▶ _MATERIAL FOR THE TASK_:
* * * * * * * * *

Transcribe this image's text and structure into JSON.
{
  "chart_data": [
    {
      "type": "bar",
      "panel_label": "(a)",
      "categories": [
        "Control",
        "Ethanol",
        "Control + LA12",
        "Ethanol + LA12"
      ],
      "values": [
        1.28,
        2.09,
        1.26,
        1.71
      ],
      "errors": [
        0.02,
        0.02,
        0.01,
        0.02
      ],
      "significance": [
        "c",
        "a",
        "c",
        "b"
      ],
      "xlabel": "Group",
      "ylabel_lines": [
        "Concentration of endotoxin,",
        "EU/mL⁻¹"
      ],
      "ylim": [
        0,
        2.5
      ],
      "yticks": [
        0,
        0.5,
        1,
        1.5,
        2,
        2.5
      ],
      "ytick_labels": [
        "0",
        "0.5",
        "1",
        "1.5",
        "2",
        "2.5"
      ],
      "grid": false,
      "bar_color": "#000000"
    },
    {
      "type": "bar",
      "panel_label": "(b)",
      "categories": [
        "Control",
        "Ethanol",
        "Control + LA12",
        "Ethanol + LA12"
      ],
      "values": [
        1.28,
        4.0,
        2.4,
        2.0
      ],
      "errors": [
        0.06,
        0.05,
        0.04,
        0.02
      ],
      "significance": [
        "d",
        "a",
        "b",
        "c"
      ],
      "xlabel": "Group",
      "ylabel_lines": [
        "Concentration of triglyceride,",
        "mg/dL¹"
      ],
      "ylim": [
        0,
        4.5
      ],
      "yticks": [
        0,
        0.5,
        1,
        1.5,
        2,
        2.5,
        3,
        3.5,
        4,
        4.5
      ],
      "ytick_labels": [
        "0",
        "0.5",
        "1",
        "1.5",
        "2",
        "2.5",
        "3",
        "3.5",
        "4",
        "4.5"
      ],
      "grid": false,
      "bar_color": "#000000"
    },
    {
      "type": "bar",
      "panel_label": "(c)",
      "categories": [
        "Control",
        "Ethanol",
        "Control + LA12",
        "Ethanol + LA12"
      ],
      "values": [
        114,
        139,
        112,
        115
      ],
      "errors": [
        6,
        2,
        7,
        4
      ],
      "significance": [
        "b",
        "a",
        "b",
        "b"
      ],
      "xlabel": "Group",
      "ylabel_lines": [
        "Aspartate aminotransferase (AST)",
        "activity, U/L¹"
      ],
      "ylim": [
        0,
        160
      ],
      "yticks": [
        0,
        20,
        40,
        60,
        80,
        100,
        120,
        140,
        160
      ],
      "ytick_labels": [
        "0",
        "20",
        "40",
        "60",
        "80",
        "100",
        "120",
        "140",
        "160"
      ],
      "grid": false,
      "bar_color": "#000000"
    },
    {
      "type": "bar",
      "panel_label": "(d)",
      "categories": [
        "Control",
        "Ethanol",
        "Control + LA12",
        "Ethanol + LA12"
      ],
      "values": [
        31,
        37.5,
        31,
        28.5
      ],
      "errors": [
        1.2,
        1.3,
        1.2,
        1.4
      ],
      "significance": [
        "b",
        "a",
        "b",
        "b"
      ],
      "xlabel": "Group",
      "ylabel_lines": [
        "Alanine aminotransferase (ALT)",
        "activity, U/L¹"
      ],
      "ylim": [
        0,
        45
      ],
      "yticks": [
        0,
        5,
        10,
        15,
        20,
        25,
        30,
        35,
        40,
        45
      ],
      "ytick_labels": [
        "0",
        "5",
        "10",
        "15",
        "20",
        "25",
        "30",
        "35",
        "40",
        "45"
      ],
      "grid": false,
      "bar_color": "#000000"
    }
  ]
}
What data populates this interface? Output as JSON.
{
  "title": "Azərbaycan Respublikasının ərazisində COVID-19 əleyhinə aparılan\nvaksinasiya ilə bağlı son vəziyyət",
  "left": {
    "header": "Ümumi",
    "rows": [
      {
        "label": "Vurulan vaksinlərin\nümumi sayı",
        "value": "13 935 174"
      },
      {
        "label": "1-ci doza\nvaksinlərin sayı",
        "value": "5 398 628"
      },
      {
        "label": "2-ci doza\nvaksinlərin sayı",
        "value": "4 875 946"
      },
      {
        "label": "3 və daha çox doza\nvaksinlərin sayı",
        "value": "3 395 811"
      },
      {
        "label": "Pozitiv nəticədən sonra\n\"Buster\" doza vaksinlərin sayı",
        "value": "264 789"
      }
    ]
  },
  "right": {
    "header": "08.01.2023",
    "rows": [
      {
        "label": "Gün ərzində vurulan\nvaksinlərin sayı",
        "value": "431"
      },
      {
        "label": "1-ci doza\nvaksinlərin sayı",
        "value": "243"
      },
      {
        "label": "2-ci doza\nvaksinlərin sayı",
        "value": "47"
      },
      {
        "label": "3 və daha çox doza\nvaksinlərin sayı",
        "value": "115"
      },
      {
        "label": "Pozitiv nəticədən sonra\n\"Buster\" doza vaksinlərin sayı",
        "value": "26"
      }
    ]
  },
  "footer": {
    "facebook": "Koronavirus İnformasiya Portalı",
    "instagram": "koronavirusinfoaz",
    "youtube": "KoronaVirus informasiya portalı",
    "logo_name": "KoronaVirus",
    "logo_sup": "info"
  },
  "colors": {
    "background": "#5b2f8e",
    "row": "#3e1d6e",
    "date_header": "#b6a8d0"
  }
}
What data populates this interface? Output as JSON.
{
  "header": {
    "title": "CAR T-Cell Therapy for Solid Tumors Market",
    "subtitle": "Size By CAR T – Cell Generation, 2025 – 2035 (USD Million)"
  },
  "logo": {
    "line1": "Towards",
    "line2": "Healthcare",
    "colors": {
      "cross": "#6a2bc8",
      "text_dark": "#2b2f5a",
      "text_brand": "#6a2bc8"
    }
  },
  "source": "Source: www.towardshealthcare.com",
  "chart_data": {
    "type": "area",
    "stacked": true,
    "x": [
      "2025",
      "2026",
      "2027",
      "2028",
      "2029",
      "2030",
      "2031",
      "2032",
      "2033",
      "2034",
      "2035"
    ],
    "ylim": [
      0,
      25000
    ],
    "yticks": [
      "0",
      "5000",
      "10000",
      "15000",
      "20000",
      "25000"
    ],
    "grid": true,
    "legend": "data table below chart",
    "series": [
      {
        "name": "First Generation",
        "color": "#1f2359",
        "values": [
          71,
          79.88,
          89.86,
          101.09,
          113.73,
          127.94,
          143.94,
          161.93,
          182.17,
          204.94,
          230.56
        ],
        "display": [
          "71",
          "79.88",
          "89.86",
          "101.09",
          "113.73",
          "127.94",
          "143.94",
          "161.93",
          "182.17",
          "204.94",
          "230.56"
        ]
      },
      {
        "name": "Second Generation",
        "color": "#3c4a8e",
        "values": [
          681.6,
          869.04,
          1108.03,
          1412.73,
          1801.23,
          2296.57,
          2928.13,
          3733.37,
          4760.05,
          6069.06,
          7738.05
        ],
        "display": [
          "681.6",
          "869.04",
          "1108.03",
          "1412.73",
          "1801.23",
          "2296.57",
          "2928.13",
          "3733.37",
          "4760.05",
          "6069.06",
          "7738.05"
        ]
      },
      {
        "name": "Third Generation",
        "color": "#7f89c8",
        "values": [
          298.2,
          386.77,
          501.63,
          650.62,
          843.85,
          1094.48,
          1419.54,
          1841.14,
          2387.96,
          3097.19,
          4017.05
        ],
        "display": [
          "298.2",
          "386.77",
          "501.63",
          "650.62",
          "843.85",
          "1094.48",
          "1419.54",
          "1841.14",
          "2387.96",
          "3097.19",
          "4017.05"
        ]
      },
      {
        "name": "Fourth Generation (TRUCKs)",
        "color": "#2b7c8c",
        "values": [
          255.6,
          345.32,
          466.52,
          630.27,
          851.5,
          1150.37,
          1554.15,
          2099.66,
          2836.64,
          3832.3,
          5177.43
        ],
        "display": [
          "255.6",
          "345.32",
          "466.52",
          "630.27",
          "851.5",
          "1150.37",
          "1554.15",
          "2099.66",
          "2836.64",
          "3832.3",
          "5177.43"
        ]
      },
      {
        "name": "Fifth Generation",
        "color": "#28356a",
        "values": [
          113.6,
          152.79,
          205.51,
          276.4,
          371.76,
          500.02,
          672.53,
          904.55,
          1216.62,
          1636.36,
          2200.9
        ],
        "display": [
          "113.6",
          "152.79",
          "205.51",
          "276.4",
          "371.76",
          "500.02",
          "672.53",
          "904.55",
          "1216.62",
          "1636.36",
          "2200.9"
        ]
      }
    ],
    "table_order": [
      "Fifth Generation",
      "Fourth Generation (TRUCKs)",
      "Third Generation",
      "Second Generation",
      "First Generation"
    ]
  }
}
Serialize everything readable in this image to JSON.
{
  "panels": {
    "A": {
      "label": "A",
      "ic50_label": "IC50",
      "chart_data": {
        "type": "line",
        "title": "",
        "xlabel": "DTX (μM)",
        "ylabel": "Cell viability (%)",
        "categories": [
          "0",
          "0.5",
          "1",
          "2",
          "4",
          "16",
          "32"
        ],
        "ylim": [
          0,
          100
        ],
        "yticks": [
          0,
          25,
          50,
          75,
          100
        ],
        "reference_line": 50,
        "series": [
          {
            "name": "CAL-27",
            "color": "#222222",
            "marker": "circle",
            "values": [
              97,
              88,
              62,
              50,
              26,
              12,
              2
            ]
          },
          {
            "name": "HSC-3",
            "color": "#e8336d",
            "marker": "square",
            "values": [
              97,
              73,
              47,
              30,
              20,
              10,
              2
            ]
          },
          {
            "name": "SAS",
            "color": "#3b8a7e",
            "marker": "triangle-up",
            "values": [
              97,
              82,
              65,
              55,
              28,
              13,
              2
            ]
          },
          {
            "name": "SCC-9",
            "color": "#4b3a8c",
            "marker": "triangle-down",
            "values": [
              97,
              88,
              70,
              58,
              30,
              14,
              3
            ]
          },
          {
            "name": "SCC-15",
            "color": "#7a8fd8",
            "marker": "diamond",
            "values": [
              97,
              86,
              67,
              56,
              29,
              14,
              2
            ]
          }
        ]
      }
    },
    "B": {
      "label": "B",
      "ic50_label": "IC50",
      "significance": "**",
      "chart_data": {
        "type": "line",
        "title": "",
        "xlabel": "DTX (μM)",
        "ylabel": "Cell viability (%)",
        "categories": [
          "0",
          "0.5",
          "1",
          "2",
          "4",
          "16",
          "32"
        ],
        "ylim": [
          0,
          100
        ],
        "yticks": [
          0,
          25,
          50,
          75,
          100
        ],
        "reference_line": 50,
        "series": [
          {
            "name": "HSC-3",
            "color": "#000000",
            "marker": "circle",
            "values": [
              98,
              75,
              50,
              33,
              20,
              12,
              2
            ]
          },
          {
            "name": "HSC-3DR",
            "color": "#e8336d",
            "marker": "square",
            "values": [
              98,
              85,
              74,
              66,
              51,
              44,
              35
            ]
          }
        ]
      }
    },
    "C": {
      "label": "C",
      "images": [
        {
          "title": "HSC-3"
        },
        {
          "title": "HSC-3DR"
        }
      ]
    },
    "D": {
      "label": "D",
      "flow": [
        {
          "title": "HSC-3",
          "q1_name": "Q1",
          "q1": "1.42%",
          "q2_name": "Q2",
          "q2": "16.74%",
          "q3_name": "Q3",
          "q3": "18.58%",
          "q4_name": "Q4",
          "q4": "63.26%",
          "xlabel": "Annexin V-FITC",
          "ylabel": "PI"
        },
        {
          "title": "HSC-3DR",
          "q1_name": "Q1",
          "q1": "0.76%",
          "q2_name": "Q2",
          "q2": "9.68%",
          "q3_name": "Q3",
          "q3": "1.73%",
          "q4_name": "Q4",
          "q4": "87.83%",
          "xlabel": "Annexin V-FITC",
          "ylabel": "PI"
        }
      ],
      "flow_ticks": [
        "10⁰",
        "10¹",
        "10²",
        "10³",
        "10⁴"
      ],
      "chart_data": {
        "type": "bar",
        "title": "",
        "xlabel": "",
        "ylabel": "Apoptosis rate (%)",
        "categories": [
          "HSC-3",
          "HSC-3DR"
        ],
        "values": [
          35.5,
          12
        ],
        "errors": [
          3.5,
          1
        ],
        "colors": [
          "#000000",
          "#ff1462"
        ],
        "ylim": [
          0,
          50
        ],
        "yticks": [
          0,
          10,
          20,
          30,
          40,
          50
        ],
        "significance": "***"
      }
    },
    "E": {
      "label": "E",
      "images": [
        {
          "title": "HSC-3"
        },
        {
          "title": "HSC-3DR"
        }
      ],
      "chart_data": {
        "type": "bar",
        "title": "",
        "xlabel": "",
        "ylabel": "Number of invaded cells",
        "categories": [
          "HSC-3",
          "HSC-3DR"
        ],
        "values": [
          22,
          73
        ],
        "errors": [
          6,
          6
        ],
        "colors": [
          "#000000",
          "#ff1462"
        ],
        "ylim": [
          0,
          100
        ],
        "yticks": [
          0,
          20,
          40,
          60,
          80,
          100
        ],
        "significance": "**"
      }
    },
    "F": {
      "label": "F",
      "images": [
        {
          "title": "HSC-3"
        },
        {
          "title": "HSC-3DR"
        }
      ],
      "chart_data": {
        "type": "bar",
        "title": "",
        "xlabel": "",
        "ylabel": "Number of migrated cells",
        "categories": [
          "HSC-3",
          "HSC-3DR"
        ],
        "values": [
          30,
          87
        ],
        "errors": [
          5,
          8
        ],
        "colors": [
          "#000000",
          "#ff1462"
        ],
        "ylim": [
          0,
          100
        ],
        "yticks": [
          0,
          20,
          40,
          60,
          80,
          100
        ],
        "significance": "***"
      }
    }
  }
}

* * * * * * * * *

▶ _YOUR TASK_:
Give only how many lines above hold "TRUCKs".

▶ _PROBLEM SOLUTION_:
2